---------- SUPPLIED ENTRIES ----------

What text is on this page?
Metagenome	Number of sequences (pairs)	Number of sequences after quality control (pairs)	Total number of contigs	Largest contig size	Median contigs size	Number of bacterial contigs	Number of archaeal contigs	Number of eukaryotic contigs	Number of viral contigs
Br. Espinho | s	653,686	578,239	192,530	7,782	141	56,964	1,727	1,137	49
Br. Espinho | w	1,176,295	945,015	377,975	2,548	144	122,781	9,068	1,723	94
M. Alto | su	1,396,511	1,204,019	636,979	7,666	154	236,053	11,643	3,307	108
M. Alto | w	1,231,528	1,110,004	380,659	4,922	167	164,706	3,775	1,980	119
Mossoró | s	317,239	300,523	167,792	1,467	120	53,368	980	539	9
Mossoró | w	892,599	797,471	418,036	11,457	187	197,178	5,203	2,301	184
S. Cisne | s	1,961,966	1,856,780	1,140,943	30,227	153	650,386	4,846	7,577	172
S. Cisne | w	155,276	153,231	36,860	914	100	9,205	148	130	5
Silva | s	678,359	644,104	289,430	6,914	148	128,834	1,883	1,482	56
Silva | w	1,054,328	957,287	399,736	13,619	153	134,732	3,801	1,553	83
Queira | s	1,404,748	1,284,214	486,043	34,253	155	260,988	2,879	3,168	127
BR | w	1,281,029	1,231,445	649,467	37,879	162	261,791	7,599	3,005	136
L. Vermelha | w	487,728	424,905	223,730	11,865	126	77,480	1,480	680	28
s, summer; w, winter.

----------

● EXERCISE GOAL
The required answer is a single number: how many lines above hold the string "Cisne".

● ANSWER TO THE PROBLEM
2